Gather all lines in the entries that include the word "inclusiv".

(Records from a data collection)
+-------+

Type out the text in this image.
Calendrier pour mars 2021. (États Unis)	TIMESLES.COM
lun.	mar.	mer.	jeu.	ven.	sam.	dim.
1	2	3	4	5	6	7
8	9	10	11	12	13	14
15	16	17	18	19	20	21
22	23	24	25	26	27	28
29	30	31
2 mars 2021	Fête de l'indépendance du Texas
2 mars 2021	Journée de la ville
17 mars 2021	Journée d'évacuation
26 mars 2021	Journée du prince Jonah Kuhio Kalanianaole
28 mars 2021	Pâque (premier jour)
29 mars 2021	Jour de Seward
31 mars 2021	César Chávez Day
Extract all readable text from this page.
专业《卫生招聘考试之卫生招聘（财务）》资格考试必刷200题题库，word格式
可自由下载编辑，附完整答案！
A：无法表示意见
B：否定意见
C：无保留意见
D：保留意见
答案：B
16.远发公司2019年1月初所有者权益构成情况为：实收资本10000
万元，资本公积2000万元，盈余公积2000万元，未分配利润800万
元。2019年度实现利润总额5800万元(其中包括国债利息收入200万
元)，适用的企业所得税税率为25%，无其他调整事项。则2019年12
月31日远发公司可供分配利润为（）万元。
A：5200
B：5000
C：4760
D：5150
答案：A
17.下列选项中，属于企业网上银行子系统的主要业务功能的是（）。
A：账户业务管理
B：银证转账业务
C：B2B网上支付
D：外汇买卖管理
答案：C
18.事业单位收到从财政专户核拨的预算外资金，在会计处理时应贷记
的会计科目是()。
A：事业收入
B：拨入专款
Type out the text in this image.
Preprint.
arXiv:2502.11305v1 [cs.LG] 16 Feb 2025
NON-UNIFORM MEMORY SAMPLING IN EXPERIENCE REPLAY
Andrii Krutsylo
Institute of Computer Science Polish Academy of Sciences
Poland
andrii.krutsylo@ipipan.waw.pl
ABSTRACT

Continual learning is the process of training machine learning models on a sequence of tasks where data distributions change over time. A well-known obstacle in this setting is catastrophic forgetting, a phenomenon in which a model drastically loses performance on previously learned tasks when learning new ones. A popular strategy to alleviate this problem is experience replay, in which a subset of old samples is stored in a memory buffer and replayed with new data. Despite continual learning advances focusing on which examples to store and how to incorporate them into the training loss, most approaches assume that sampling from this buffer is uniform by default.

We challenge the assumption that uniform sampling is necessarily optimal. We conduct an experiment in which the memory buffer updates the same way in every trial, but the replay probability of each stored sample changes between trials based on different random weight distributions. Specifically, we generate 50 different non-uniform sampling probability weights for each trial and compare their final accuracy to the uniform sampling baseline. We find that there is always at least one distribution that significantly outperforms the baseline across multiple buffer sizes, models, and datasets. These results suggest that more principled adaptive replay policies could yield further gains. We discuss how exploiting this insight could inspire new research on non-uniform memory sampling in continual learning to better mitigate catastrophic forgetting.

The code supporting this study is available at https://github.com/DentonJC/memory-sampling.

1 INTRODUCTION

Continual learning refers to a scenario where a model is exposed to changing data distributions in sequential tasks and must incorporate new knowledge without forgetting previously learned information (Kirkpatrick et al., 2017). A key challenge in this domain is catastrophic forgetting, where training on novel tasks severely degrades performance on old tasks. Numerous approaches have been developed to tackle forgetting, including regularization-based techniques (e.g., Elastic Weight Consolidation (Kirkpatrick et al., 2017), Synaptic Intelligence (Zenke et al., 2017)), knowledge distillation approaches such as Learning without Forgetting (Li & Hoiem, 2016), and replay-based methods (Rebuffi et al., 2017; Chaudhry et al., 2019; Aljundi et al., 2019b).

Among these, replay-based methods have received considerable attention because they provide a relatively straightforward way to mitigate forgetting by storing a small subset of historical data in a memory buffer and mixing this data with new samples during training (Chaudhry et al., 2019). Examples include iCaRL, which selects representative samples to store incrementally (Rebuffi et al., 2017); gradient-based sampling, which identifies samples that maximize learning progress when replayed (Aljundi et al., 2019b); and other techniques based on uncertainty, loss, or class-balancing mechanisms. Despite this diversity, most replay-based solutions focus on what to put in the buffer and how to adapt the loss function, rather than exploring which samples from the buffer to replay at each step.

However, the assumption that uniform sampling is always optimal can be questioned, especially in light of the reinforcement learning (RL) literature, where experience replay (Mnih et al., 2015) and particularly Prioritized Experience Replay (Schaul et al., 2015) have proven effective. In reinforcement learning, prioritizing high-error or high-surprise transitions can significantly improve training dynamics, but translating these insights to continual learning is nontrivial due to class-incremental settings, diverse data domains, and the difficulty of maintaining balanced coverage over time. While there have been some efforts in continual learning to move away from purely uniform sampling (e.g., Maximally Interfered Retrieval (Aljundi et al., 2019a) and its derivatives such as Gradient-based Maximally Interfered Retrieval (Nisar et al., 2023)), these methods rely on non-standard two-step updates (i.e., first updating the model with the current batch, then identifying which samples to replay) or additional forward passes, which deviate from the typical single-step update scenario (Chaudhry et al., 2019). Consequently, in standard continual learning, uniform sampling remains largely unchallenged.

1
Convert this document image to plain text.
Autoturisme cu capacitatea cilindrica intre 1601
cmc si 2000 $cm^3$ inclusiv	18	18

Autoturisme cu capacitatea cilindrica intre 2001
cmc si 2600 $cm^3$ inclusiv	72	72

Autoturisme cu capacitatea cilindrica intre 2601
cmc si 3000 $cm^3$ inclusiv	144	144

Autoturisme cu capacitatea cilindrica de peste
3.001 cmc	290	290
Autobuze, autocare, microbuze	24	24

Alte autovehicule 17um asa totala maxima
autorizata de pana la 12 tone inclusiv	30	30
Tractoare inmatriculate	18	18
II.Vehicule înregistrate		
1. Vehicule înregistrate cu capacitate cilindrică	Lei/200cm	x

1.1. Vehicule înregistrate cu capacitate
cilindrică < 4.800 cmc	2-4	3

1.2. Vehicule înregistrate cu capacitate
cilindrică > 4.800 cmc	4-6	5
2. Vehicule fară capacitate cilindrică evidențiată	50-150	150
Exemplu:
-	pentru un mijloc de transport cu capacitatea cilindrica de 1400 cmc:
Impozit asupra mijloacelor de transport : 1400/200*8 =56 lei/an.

+-------+

→ Answer
cmc si 2000 $cm^3$ inclusiv	18	18
cmc si 2600 $cm^3$ inclusiv	72	72
cmc si 3000 $cm^3$ inclusiv	144	144
autorizata de pana la 12 tone inclusiv	30	30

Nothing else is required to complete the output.